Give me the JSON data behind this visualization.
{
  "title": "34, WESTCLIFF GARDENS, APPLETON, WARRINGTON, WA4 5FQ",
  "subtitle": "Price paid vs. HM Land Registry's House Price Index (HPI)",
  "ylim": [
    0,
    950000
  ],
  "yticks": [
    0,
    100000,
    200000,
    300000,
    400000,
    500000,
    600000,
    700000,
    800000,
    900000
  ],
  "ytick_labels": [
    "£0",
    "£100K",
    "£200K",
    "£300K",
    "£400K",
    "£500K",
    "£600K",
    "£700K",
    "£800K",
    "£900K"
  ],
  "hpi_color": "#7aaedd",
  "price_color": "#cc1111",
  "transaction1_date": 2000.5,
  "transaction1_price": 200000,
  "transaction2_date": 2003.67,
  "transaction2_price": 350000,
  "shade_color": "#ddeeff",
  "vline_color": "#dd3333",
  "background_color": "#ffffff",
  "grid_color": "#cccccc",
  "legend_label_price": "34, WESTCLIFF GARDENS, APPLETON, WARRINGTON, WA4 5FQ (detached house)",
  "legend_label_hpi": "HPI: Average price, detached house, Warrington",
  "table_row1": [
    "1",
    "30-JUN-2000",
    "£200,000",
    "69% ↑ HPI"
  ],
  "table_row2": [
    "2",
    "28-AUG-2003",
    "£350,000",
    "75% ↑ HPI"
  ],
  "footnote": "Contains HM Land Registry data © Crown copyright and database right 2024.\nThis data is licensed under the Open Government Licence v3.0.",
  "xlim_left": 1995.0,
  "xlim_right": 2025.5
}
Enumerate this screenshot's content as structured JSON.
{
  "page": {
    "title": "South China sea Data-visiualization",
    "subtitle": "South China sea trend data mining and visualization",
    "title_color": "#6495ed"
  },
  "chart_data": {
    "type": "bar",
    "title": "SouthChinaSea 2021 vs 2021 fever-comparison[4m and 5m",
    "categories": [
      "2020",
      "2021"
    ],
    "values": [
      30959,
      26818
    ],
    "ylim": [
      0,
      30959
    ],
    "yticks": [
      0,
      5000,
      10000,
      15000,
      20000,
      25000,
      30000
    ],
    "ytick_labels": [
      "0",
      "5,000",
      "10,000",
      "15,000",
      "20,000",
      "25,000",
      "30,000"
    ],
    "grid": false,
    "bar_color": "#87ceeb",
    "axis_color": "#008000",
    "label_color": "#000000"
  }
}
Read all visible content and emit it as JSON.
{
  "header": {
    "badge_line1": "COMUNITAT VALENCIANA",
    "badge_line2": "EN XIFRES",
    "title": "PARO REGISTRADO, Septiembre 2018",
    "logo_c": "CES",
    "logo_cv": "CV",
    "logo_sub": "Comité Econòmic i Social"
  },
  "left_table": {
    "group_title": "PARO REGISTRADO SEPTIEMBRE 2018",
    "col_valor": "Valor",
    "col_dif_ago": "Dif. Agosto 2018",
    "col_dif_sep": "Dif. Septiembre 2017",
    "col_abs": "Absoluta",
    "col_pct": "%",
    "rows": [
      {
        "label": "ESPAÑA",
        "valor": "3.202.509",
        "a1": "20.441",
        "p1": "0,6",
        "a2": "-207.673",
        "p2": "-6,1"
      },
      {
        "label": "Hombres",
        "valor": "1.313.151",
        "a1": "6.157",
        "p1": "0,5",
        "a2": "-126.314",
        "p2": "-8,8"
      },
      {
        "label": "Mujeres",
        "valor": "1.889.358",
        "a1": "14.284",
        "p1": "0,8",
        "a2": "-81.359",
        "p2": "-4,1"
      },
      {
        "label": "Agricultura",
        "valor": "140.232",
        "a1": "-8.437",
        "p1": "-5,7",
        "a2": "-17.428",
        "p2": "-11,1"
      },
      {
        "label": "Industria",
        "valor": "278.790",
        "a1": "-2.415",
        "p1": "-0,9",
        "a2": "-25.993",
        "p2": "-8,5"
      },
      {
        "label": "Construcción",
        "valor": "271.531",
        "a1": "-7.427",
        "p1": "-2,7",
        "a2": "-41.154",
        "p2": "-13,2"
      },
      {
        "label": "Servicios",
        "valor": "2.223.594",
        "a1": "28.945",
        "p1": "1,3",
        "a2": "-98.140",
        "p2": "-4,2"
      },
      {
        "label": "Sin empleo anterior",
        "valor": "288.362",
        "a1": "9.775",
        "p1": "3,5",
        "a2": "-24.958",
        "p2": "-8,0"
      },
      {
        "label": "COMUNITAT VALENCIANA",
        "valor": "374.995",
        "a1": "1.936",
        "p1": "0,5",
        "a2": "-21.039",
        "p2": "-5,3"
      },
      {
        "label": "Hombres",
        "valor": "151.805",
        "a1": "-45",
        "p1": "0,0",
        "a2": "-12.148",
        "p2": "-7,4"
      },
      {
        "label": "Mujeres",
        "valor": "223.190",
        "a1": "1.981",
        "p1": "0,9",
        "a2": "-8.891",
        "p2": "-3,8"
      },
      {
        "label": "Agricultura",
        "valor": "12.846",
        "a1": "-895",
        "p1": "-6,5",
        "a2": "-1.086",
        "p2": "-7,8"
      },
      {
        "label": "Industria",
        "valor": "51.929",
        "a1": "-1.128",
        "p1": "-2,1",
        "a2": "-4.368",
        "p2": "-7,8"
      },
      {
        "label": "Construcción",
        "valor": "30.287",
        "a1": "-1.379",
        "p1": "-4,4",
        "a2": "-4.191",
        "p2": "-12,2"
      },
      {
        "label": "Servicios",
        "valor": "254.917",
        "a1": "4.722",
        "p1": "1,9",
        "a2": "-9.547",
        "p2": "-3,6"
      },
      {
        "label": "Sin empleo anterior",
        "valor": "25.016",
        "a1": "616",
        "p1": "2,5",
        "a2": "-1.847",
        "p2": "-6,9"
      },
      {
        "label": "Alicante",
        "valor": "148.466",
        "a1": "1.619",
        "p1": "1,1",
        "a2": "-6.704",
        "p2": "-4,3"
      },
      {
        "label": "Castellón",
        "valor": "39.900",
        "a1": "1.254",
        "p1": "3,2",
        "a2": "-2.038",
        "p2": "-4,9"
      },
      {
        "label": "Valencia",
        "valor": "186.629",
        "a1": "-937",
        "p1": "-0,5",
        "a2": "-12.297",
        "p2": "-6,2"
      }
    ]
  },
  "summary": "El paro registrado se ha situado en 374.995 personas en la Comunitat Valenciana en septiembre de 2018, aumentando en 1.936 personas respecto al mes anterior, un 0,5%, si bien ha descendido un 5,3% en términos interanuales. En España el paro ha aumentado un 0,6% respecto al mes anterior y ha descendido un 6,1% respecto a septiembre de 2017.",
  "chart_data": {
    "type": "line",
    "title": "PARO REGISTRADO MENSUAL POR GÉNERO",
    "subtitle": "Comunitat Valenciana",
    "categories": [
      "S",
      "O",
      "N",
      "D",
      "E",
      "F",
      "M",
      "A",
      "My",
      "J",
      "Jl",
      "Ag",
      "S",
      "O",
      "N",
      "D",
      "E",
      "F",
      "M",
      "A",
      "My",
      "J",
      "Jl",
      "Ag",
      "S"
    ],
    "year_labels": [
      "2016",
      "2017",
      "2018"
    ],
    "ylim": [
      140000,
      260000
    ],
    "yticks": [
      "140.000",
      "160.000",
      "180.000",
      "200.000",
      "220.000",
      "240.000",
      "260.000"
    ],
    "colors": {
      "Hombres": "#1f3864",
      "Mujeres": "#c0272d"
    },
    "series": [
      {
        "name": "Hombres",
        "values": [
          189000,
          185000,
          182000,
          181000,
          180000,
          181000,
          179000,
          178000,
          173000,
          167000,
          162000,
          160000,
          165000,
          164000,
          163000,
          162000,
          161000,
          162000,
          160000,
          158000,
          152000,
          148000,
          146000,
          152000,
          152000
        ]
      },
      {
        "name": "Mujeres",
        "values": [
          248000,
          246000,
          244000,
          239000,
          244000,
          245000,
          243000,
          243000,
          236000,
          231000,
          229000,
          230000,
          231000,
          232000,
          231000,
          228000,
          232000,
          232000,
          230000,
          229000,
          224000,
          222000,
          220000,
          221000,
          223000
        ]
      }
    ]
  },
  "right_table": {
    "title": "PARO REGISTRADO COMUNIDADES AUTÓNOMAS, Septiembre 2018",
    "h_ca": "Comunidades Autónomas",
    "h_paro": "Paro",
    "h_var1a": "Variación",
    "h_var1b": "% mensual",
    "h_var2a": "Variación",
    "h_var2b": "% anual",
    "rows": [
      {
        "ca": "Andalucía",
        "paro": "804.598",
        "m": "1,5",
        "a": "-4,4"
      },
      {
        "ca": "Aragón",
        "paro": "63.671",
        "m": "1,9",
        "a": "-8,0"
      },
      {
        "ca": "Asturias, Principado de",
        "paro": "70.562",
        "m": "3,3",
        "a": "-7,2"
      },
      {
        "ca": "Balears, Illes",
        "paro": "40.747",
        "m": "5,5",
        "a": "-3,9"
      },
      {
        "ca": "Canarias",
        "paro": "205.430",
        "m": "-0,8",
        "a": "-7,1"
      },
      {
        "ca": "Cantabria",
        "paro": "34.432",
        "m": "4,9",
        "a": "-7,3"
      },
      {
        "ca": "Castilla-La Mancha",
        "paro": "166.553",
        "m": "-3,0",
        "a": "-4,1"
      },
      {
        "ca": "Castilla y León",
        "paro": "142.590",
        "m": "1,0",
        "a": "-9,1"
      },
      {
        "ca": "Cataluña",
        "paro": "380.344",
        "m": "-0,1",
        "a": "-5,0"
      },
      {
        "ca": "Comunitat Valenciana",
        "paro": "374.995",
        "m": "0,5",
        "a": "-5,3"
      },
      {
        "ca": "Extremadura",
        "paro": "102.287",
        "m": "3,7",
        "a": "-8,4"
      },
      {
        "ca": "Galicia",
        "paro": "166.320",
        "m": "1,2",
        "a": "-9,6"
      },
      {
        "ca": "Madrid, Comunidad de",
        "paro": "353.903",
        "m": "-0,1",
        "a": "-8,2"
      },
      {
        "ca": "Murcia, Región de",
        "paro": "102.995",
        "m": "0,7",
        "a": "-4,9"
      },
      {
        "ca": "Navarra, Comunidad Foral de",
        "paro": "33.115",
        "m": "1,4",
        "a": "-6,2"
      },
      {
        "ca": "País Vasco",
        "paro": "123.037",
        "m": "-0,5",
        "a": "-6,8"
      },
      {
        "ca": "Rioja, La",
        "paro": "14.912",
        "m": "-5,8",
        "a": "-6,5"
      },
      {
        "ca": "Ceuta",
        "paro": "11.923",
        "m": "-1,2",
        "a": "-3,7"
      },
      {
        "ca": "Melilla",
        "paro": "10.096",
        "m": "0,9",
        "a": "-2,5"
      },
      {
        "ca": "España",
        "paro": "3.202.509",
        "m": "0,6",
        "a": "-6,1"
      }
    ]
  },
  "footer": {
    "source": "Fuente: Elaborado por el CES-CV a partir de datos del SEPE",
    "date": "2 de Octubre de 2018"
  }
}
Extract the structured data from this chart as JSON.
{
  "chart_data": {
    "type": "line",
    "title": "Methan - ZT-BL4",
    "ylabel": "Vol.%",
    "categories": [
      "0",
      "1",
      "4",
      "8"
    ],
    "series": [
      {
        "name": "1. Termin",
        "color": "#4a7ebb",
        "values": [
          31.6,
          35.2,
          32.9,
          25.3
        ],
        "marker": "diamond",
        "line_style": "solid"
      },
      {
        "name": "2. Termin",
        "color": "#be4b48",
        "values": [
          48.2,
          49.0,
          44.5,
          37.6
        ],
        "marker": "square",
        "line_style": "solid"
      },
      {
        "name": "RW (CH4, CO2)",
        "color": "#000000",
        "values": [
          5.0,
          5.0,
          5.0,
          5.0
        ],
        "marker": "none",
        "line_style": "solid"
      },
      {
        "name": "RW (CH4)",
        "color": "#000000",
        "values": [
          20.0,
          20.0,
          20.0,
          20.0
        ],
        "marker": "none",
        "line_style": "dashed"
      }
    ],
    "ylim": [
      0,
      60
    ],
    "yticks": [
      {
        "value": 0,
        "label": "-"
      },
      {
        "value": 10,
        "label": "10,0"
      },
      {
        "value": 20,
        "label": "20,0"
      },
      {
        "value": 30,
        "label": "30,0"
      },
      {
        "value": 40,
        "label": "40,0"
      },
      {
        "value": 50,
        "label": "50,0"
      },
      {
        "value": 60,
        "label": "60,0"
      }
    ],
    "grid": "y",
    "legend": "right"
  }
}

*-*-*

▶ [Exercise goal]: Look through the entries above for the word "subtitle". Copy every line where it shows up.

▶ [Result of the exercise]:
  "subtitle": "Price paid vs. HM Land Registry's House Price Index (HPI)",
    "subtitle": "South China sea trend data mining and visualization",
    "subtitle": "Comunitat Valenciana",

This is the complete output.